◆ ZITIERTER ABSCHNITT
□ □ □

Die Flüchtigkeit und Unvollständigkeit des Materials, gleichzeitig aber auch seine Fülle, stellen die Expertin und ihr Team vor Herausforderungen. Sie haben sich daher starke Kooperationspartner*innen ins Boot geholt: U.a. die Britische Poetry Organisation Apples and Snakes, die National Library of Ireland und das Spoken Word Archive versorgen die Wiener Wissenschafter*innen mit digitalem und teils bereits katalogisiertem Performance-Material.
 

Das geschriebene Wort ist in sich abgeschlossen. Die Performance aber lebt davon, wo und wie sie stattfindet."
Julia Lajta-Novak

Benachteiligte Dichter*innen ans Mikrofon

Um ein Gedicht in Buchform zu veröffentlichen, braucht es Zugang zum Literaturbetrieb, einen Verlag, Feedbackschleifen, Ausdauer und bestenfalls Beziehungen – das Mikrofon in einem Pub in die Hand zu nehmen oder ein Video auf YouTube hochzuladen, ist vergleichsweise einfach. Aus diesem Grund finden sich in der Spoken Word Szene mehr Dichter*innen aus gesellschaftlichen Randgruppen, so Lajta-Novak. 

In "Dear Hearing World" schildert der gehörlose, mit dem Griffin Poetry Prize ausgezeichnete Dichter Ray Antrobus seine Diskriminierungserfahrungen im Alltag. Mit seinem Text nimmt er Bezug auf Danez Smith, ein*e schwarze*r, queere*r Poet*in aus den USA, bekannt geworden durch die Performance "Dear White America".

Widerständige Verse

"Mich fasziniert, wie schnell Poetry Performances auf aktuelle Diskurse reagieren und diesen auch etwas entgegenhalten können", so Lajta-Novak. Wenn Elvis McGonagall den Brexit mit beißender Kritik in Versform kommentiert. Wenn feministische Performances die irische Verfassungsänderung anprangern, die Mutter und dem ungeborenen Kind das gleiche Recht auf Leben zuspricht – und schließlich helfe, diese zu Fall zu bringen. Oder wenn ein betagter Adrian Mitchell 2003 auf der größten Demonstration, die Großbritannien je gesehen hat, sein Anti-Kriegs-Gedicht nochmals vorträgt: To whom it may concern. Tell me lies about Iraq. Poetry Performances erzählen viel über unsere Kultur, so Lajta-Novak; mit ihrer Forschungsarbeit möchte sie dazu beitragen, dass sie wissenschaftlich bearbeitet werden und überdauern.

□ □ □

◆ ARBEITSSCHRITTE
• 1. Beantworte anhand des zitierten Abschnitts, mit welchem Preis der Dichter Ray Antrobus ausgezeichnet wurde.
• 2. Gib für jede der Aussagen (a), (b) und (c) an, ob sie mit dem zitierten Abschnitt übereinstimmt, und belege deine Antwort mit einem wörtlichen Zitat daraus. (a) Die National Library of Ireland zählt zu den Kooperationspartner*innen des Teams. (b) Adrian Mitchell trug sein Anti-Kriegs-Gedicht 2003 zum ersten Mal vor. (c) Laut Lajta-Novak finden sich in der Spoken Word Szene weniger Dichter*innen aus gesellschaftlichen Randgruppen.
Die Zeilen spielen hierfür keine Rolle.

◆ ÜBUNGSDATEN
□ □ □

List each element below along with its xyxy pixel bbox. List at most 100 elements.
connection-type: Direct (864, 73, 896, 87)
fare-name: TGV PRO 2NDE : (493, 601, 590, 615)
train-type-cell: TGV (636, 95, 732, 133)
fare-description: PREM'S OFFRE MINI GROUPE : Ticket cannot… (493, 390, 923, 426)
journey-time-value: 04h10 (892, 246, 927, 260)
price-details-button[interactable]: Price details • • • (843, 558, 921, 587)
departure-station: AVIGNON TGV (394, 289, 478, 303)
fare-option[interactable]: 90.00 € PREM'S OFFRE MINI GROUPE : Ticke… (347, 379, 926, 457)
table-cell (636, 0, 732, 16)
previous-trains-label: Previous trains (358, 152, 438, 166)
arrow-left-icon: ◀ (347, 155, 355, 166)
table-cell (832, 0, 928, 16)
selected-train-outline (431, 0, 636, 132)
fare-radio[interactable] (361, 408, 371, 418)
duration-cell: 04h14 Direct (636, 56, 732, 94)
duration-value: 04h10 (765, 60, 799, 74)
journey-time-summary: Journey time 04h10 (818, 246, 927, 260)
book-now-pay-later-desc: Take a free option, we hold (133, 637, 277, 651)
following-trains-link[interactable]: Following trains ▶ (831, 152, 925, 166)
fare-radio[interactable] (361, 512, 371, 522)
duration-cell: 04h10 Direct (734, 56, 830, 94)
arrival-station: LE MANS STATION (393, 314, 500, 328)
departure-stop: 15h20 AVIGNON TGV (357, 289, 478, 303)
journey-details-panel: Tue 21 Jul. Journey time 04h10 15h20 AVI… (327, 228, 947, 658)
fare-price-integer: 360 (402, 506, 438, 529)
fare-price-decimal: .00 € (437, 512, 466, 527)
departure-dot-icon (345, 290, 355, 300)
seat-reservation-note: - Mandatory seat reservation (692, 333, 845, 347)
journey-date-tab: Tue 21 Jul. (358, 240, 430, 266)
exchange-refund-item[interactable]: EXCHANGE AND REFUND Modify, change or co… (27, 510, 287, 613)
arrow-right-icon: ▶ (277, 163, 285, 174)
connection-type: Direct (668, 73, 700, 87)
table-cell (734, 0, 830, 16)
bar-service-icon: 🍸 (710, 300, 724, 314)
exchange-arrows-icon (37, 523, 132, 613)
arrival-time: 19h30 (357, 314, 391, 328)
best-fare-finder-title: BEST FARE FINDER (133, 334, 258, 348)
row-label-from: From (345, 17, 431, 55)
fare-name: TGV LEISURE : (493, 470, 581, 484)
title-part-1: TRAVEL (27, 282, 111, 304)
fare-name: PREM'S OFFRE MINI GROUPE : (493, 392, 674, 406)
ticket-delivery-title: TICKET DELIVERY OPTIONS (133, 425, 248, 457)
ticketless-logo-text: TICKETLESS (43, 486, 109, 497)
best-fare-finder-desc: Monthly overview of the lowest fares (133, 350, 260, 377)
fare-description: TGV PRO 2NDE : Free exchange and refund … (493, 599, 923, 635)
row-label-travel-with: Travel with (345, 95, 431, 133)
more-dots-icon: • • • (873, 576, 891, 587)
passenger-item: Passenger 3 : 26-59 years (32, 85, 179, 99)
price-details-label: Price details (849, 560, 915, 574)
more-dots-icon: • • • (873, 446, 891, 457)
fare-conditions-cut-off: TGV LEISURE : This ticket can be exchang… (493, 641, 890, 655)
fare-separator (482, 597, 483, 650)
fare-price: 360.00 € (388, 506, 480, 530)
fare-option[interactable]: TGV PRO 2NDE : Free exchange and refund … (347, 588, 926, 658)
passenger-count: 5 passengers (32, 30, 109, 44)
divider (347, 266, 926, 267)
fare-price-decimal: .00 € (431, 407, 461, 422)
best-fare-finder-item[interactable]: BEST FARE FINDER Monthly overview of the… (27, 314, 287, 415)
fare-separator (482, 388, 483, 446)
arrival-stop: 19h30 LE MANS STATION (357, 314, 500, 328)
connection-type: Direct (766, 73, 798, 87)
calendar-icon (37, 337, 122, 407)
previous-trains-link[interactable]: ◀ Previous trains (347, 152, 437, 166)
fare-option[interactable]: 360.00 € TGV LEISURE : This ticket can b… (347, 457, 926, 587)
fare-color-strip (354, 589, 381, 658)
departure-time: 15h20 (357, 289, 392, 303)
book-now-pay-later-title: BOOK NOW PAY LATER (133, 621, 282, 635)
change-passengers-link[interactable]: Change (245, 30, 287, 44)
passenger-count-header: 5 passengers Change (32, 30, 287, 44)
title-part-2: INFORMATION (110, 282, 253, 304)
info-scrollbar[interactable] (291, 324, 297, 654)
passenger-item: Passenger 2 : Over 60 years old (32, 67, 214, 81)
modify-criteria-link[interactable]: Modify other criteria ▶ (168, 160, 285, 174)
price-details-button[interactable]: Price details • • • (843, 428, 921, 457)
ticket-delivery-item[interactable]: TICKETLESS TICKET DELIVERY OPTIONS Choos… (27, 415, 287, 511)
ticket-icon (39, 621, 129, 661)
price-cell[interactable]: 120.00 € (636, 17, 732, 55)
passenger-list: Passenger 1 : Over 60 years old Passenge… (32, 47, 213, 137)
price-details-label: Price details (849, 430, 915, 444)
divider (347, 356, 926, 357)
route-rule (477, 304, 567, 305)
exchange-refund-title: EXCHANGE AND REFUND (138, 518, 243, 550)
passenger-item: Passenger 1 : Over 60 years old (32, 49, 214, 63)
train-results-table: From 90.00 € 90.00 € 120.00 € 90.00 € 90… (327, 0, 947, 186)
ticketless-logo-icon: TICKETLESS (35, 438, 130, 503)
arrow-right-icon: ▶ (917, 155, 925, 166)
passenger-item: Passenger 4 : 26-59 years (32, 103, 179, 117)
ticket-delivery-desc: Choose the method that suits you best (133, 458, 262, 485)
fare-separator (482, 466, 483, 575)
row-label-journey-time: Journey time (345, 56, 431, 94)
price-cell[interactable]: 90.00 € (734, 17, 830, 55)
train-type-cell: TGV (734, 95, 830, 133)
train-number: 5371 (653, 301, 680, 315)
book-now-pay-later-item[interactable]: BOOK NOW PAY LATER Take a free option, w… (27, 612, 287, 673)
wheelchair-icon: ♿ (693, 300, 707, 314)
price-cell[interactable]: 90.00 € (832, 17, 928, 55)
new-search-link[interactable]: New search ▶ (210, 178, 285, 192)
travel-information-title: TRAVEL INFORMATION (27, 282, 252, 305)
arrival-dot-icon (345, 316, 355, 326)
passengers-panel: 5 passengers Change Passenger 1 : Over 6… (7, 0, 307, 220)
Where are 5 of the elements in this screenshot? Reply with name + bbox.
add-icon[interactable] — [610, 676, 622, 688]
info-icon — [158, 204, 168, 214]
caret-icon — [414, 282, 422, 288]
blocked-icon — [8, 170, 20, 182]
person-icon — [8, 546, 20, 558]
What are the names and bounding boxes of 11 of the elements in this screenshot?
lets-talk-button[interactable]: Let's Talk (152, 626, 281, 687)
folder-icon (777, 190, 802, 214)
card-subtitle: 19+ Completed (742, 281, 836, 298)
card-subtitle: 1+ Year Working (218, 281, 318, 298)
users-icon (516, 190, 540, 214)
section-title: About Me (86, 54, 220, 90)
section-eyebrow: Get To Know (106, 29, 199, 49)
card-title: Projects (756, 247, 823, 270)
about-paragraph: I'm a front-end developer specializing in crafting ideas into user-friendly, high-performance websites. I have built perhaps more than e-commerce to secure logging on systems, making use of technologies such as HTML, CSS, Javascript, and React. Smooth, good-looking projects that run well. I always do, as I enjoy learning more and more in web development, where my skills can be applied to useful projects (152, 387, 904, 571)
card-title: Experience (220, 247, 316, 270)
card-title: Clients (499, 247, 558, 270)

□ □ □

◆ LÖSUNGEN
• 1. Mit dem Griffin Poetry Prize.

• 2.
(a) Ja: „die National Library of Ireland und das Spoken Word Archive versorgen die Wiener Wissenschafter*innen mit digitalem und teils bereits katalogisiertem Performance-Material“
(b) Nein: „sein Anti-Kriegs-Gedicht nochmals vorträgt“
(c) Nein: „finden sich in der Spoken Word Szene mehr Dichter*innen aus gesellschaftlichen Randgruppen“